Dataset listings of figures
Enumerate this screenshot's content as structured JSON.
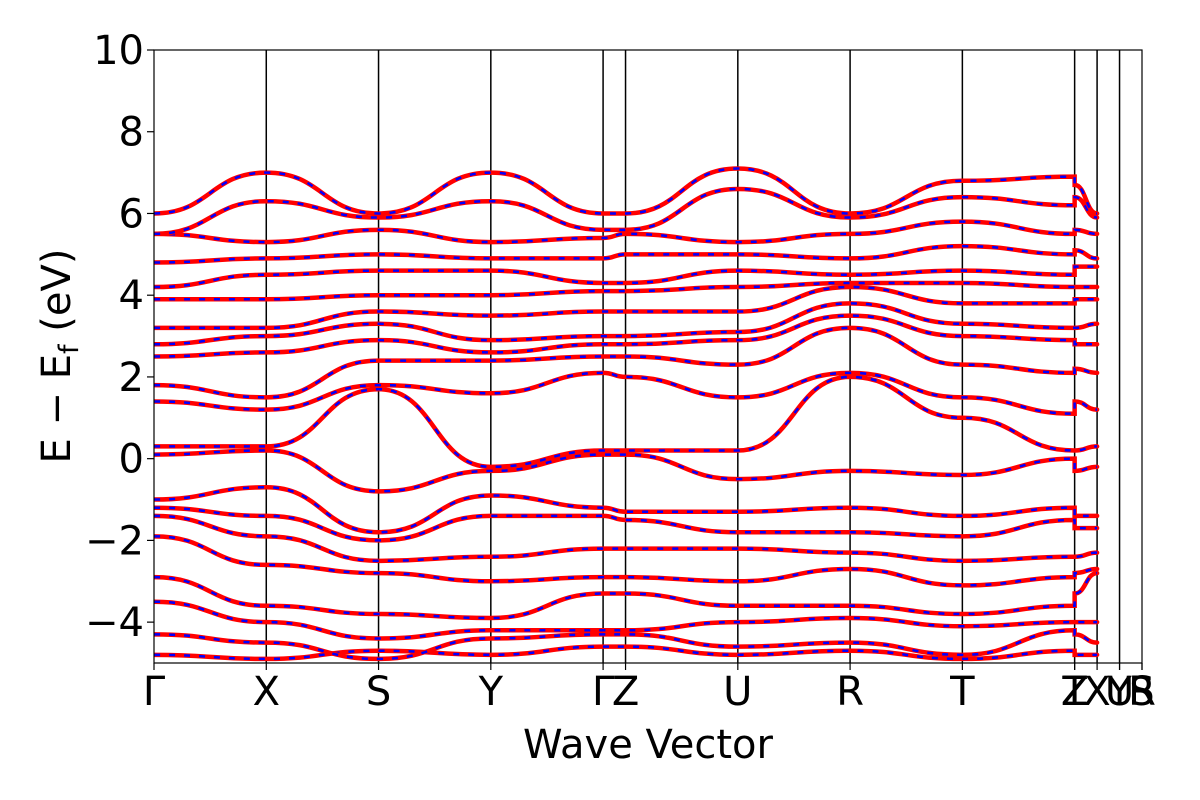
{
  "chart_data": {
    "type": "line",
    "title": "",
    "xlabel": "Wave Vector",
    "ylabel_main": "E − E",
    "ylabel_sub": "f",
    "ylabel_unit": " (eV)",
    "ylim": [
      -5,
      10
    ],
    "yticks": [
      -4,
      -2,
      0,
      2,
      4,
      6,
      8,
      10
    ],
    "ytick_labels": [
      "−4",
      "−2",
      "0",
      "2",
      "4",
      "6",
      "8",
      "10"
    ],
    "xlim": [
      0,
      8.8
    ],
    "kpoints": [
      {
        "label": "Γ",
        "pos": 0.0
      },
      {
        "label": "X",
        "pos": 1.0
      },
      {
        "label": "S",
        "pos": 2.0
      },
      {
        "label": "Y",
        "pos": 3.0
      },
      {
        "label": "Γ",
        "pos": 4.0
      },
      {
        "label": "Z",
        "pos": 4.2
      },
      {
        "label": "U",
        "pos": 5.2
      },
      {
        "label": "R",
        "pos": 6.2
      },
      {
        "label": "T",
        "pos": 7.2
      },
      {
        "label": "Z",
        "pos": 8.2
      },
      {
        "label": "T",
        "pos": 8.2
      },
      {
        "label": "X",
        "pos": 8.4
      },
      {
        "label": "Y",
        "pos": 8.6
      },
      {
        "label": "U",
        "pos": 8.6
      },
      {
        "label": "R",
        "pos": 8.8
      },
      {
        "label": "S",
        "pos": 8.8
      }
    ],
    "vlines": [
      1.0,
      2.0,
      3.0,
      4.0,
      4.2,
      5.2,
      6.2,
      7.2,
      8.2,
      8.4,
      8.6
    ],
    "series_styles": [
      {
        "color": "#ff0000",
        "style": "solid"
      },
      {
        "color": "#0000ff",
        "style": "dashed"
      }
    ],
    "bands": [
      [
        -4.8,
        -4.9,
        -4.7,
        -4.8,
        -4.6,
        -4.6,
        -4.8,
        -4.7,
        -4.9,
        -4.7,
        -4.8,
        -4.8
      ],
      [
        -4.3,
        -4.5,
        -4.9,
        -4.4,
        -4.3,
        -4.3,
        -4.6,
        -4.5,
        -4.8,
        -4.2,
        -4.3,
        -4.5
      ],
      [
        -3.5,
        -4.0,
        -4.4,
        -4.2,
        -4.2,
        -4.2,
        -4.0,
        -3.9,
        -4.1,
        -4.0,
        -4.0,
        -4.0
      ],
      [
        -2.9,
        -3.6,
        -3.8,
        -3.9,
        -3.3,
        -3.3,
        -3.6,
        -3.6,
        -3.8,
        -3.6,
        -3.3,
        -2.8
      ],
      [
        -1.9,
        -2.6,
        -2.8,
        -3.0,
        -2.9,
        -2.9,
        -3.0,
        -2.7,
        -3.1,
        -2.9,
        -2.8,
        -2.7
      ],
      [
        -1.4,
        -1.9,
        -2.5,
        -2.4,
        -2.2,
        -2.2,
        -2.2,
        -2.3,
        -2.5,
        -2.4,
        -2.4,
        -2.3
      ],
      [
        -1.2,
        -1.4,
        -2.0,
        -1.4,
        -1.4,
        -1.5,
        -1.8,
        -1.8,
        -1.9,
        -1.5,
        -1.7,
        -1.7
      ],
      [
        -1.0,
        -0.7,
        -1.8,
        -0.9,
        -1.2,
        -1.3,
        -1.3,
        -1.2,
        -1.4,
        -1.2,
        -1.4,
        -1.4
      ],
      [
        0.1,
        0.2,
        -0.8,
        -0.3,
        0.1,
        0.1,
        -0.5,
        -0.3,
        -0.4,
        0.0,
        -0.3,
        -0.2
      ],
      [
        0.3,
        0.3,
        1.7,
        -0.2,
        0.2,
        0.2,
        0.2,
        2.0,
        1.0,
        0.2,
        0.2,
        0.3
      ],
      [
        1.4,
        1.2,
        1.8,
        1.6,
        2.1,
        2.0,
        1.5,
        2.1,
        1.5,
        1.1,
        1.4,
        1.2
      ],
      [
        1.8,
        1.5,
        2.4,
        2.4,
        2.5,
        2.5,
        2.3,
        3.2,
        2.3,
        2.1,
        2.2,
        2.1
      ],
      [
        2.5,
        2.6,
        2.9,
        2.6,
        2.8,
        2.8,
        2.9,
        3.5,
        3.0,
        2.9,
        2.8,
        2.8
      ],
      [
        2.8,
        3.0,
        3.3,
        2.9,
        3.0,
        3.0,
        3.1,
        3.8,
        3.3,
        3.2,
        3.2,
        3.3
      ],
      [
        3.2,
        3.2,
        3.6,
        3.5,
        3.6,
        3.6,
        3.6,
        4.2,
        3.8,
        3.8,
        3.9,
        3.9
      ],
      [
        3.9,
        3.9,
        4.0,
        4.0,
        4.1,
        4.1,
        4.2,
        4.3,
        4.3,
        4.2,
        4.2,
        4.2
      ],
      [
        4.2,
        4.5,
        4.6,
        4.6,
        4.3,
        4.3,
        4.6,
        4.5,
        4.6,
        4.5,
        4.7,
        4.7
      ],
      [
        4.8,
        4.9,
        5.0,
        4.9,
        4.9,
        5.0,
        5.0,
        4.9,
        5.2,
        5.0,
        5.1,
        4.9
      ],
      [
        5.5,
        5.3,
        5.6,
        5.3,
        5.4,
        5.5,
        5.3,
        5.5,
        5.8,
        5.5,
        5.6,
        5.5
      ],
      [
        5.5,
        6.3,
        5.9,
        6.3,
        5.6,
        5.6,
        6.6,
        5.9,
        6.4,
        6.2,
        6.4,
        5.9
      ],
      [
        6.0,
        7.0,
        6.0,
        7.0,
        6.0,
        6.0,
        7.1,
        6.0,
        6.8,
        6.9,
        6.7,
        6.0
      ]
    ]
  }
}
* * *
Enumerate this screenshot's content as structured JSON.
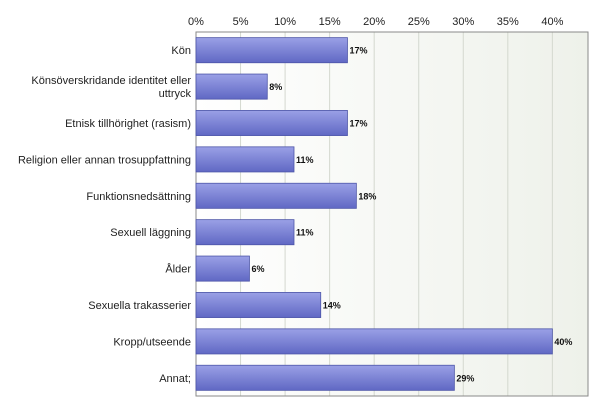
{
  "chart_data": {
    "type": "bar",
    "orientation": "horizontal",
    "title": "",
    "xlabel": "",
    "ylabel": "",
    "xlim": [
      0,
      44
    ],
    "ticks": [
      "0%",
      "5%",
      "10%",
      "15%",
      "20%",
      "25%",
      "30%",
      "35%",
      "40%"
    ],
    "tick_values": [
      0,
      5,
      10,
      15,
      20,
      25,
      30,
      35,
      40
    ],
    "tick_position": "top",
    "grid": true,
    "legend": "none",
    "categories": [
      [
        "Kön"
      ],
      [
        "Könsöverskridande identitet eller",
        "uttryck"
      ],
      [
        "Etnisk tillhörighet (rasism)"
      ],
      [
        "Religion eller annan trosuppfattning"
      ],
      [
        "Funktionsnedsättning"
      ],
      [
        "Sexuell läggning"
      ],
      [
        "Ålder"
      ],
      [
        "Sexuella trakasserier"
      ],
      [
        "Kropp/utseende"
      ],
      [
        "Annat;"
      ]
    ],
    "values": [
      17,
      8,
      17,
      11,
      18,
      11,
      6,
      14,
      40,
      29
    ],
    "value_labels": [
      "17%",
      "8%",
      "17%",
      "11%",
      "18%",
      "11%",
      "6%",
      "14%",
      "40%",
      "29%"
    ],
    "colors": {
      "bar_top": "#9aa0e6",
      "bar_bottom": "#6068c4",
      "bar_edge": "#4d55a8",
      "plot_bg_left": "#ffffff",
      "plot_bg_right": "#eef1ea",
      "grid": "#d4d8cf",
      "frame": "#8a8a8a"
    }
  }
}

GOAL » Where does the word "eller" appear? Return each line that holds it.

THE SOLUTION »
        "Könsöverskridande identitet eller",
        "Religion eller annan trosuppfattning"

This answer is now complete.